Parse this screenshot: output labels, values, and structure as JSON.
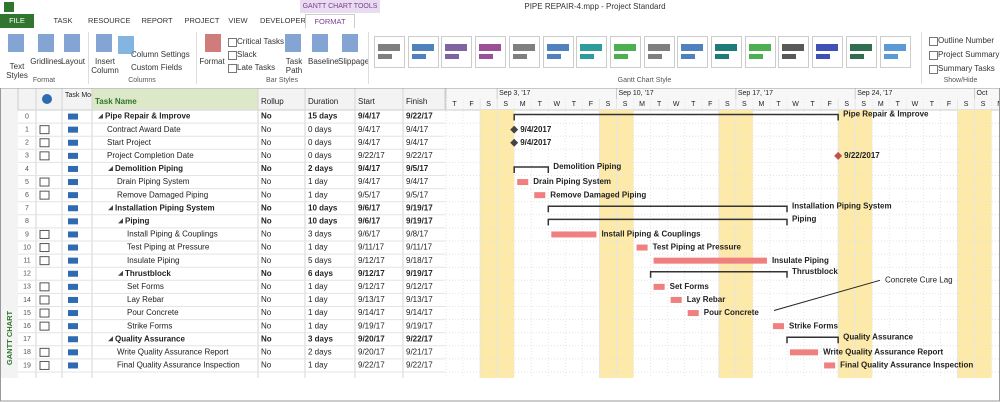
{
  "window": {
    "title": "PIPE REPAIR-4.mpp - Project Standard",
    "context_tab": "GANTT CHART TOOLS"
  },
  "tabs": [
    "FILE",
    "TASK",
    "RESOURCE",
    "REPORT",
    "PROJECT",
    "VIEW",
    "DEVELOPER",
    "FORMAT"
  ],
  "ribbon": {
    "format_buttons": [
      "Text Styles",
      "Gridlines",
      "Layout"
    ],
    "insert_column": "Insert Column",
    "column_settings": "Column Settings",
    "custom_fields": "Custom Fields",
    "bar_format": "Format",
    "checks": [
      "Critical Tasks",
      "Slack",
      "Late Tasks"
    ],
    "task_path": "Task Path",
    "baseline": "Baseline",
    "slippage": "Slippage",
    "show_hide": [
      "Outline Number",
      "Project Summary T",
      "Summary Tasks"
    ],
    "groups": [
      "Format",
      "Columns",
      "Bar Styles",
      "Gantt Chart Style",
      "Show/Hide"
    ]
  },
  "view_label": "GANTT CHART",
  "table": {
    "columns": [
      "Task Mode",
      "Task Name",
      "Rollup",
      "Duration",
      "Start",
      "Finish"
    ],
    "rows": [
      {
        "id": "0",
        "name": "Pipe Repair & Improve",
        "rollup": "No",
        "duration": "15 days",
        "start": "9/4/17",
        "finish": "9/22/17",
        "level": 0,
        "summary": true
      },
      {
        "id": "1",
        "name": "Contract Award Date",
        "rollup": "No",
        "duration": "0 days",
        "start": "9/4/17",
        "finish": "9/4/17",
        "level": 1,
        "summary": false
      },
      {
        "id": "2",
        "name": "Start Project",
        "rollup": "No",
        "duration": "0 days",
        "start": "9/4/17",
        "finish": "9/4/17",
        "level": 1,
        "summary": false
      },
      {
        "id": "3",
        "name": "Project Completion Date",
        "rollup": "No",
        "duration": "0 days",
        "start": "9/22/17",
        "finish": "9/22/17",
        "level": 1,
        "summary": false
      },
      {
        "id": "4",
        "name": "Demolition Piping",
        "rollup": "No",
        "duration": "2 days",
        "start": "9/4/17",
        "finish": "9/5/17",
        "level": 1,
        "summary": true
      },
      {
        "id": "5",
        "name": "Drain Piping System",
        "rollup": "No",
        "duration": "1 day",
        "start": "9/4/17",
        "finish": "9/4/17",
        "level": 2,
        "summary": false
      },
      {
        "id": "6",
        "name": "Remove Damaged Piping",
        "rollup": "No",
        "duration": "1 day",
        "start": "9/5/17",
        "finish": "9/5/17",
        "level": 2,
        "summary": false
      },
      {
        "id": "7",
        "name": "Installation Piping System",
        "rollup": "No",
        "duration": "10 days",
        "start": "9/6/17",
        "finish": "9/19/17",
        "level": 1,
        "summary": true
      },
      {
        "id": "8",
        "name": "Piping",
        "rollup": "No",
        "duration": "10 days",
        "start": "9/6/17",
        "finish": "9/19/17",
        "level": 2,
        "summary": true
      },
      {
        "id": "9",
        "name": "Install Piping & Couplings",
        "rollup": "No",
        "duration": "3 days",
        "start": "9/6/17",
        "finish": "9/8/17",
        "level": 3,
        "summary": false
      },
      {
        "id": "10",
        "name": "Test Piping at Pressure",
        "rollup": "No",
        "duration": "1 day",
        "start": "9/11/17",
        "finish": "9/11/17",
        "level": 3,
        "summary": false
      },
      {
        "id": "11",
        "name": "Insulate Piping",
        "rollup": "No",
        "duration": "5 days",
        "start": "9/12/17",
        "finish": "9/18/17",
        "level": 3,
        "summary": false
      },
      {
        "id": "12",
        "name": "Thrustblock",
        "rollup": "No",
        "duration": "6 days",
        "start": "9/12/17",
        "finish": "9/19/17",
        "level": 2,
        "summary": true
      },
      {
        "id": "13",
        "name": "Set Forms",
        "rollup": "No",
        "duration": "1 day",
        "start": "9/12/17",
        "finish": "9/12/17",
        "level": 3,
        "summary": false
      },
      {
        "id": "14",
        "name": "Lay Rebar",
        "rollup": "No",
        "duration": "1 day",
        "start": "9/13/17",
        "finish": "9/13/17",
        "level": 3,
        "summary": false
      },
      {
        "id": "15",
        "name": "Pour Concrete",
        "rollup": "No",
        "duration": "1 day",
        "start": "9/14/17",
        "finish": "9/14/17",
        "level": 3,
        "summary": false
      },
      {
        "id": "16",
        "name": "Strike Forms",
        "rollup": "No",
        "duration": "1 day",
        "start": "9/19/17",
        "finish": "9/19/17",
        "level": 3,
        "summary": false
      },
      {
        "id": "17",
        "name": "Quality Assurance",
        "rollup": "No",
        "duration": "3 days",
        "start": "9/20/17",
        "finish": "9/22/17",
        "level": 1,
        "summary": true
      },
      {
        "id": "18",
        "name": "Write Quality Assurance Report",
        "rollup": "No",
        "duration": "2 days",
        "start": "9/20/17",
        "finish": "9/21/17",
        "level": 2,
        "summary": false
      },
      {
        "id": "19",
        "name": "Final Quality Assurance Inspection",
        "rollup": "No",
        "duration": "1 day",
        "start": "9/22/17",
        "finish": "9/22/17",
        "level": 2,
        "summary": false
      }
    ]
  },
  "gantt": {
    "weeks": [
      "Sep 3, '17",
      "Sep 10, '17",
      "Sep 17, '17",
      "Sep 24, '17",
      "Oct"
    ],
    "day_letters": [
      "T",
      "F",
      "S",
      "S",
      "M",
      "T",
      "W",
      "T",
      "F",
      "S",
      "S",
      "M",
      "T",
      "W",
      "T",
      "F",
      "S",
      "S",
      "M",
      "T",
      "W",
      "T",
      "F",
      "S",
      "S",
      "M",
      "T",
      "W",
      "T",
      "F",
      "S",
      "S",
      "M"
    ],
    "milestone_labels": [
      "9/4/2017",
      "9/4/2017",
      "9/22/2017"
    ],
    "annotation": "Concrete Cure Lag"
  }
}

Your goal: Make an exact reproduction of the listing above, without any pictures.

Answer:
Parse this screenshot: output labels, values, and structure as JSON.
{
  "window": {
    "title": "PIPE REPAIR-4.mpp - Project Standard",
    "context_tab": "GANTT CHART TOOLS"
  },
  "tabs": [
    "FILE",
    "TASK",
    "RESOURCE",
    "REPORT",
    "PROJECT",
    "VIEW",
    "DEVELOPER",
    "FORMAT"
  ],
  "ribbon": {
    "format_buttons": [
      "Text Styles",
      "Gridlines",
      "Layout"
    ],
    "insert_column": "Insert Column",
    "column_settings": "Column Settings",
    "custom_fields": "Custom Fields",
    "bar_format": "Format",
    "checks": [
      "Critical Tasks",
      "Slack",
      "Late Tasks"
    ],
    "task_path": "Task Path",
    "baseline": "Baseline",
    "slippage": "Slippage",
    "show_hide": [
      "Outline Number",
      "Project Summary T",
      "Summary Tasks"
    ],
    "groups": [
      "Format",
      "Columns",
      "Bar Styles",
      "Gantt Chart Style",
      "Show/Hide"
    ]
  },
  "view_label": "GANTT CHART",
  "table": {
    "columns": [
      "Task Mode",
      "Task Name",
      "Rollup",
      "Duration",
      "Start",
      "Finish"
    ],
    "rows": [
      {
        "id": "0",
        "name": "Pipe Repair & Improve",
        "rollup": "No",
        "duration": "15 days",
        "start": "9/4/17",
        "finish": "9/22/17",
        "level": 0,
        "summary": true
      },
      {
        "id": "1",
        "name": "Contract Award Date",
        "rollup": "No",
        "duration": "0 days",
        "start": "9/4/17",
        "finish": "9/4/17",
        "level": 1,
        "summary": false
      },
      {
        "id": "2",
        "name": "Start Project",
        "rollup": "No",
        "duration": "0 days",
        "start": "9/4/17",
        "finish": "9/4/17",
        "level": 1,
        "summary": false
      },
      {
        "id": "3",
        "name": "Project Completion Date",
        "rollup": "No",
        "duration": "0 days",
        "start": "9/22/17",
        "finish": "9/22/17",
        "level": 1,
        "summary": false
      },
      {
        "id": "4",
        "name": "Demolition Piping",
        "rollup": "No",
        "duration": "2 days",
        "start": "9/4/17",
        "finish": "9/5/17",
        "level": 1,
        "summary": true
      },
      {
        "id": "5",
        "name": "Drain Piping System",
        "rollup": "No",
        "duration": "1 day",
        "start": "9/4/17",
        "finish": "9/4/17",
        "level": 2,
        "summary": false
      },
      {
        "id": "6",
        "name": "Remove Damaged Piping",
        "rollup": "No",
        "duration": "1 day",
        "start": "9/5/17",
        "finish": "9/5/17",
        "level": 2,
        "summary": false
      },
      {
        "id": "7",
        "name": "Installation Piping System",
        "rollup": "No",
        "duration": "10 days",
        "start": "9/6/17",
        "finish": "9/19/17",
        "level": 1,
        "summary": true
      },
      {
        "id": "8",
        "name": "Piping",
        "rollup": "No",
        "duration": "10 days",
        "start": "9/6/17",
        "finish": "9/19/17",
        "level": 2,
        "summary": true
      },
      {
        "id": "9",
        "name": "Install Piping & Couplings",
        "rollup": "No",
        "duration": "3 days",
        "start": "9/6/17",
        "finish": "9/8/17",
        "level": 3,
        "summary": false
      },
      {
        "id": "10",
        "name": "Test Piping at Pressure",
        "rollup": "No",
        "duration": "1 day",
        "start": "9/11/17",
        "finish": "9/11/17",
        "level": 3,
        "summary": false
      },
      {
        "id": "11",
        "name": "Insulate Piping",
        "rollup": "No",
        "duration": "5 days",
        "start": "9/12/17",
        "finish": "9/18/17",
        "level": 3,
        "summary": false
      },
      {
        "id": "12",
        "name": "Thrustblock",
        "rollup": "No",
        "duration": "6 days",
        "start": "9/12/17",
        "finish": "9/19/17",
        "level": 2,
        "summary": true
      },
      {
        "id": "13",
        "name": "Set Forms",
        "rollup": "No",
        "duration": "1 day",
        "start": "9/12/17",
        "finish": "9/12/17",
        "level": 3,
        "summary": false
      },
      {
        "id": "14",
        "name": "Lay Rebar",
        "rollup": "No",
        "duration": "1 day",
        "start": "9/13/17",
        "finish": "9/13/17",
        "level": 3,
        "summary": false
      },
      {
        "id": "15",
        "name": "Pour Concrete",
        "rollup": "No",
        "duration": "1 day",
        "start": "9/14/17",
        "finish": "9/14/17",
        "level": 3,
        "summary": false
      },
      {
        "id": "16",
        "name": "Strike Forms",
        "rollup": "No",
        "duration": "1 day",
        "start": "9/19/17",
        "finish": "9/19/17",
        "level": 3,
        "summary": false
      },
      {
        "id": "17",
        "name": "Quality Assurance",
        "rollup": "No",
        "duration": "3 days",
        "start": "9/20/17",
        "finish": "9/22/17",
        "level": 1,
        "summary": true
      },
      {
        "id": "18",
        "name": "Write Quality Assurance Report",
        "rollup": "No",
        "duration": "2 days",
        "start": "9/20/17",
        "finish": "9/21/17",
        "level": 2,
        "summary": false
      },
      {
        "id": "19",
        "name": "Final Quality Assurance Inspection",
        "rollup": "No",
        "duration": "1 day",
        "start": "9/22/17",
        "finish": "9/22/17",
        "level": 2,
        "summary": false
      }
    ]
  },
  "gantt": {
    "weeks": [
      "Sep 3, '17",
      "Sep 10, '17",
      "Sep 17, '17",
      "Sep 24, '17",
      "Oct"
    ],
    "day_letters": [
      "T",
      "F",
      "S",
      "S",
      "M",
      "T",
      "W",
      "T",
      "F",
      "S",
      "S",
      "M",
      "T",
      "W",
      "T",
      "F",
      "S",
      "S",
      "M",
      "T",
      "W",
      "T",
      "F",
      "S",
      "S",
      "M",
      "T",
      "W",
      "T",
      "F",
      "S",
      "S",
      "M"
    ],
    "milestone_labels": [
      "9/4/2017",
      "9/4/2017",
      "9/22/2017"
    ],
    "annotation": "Concrete Cure Lag"
  }
}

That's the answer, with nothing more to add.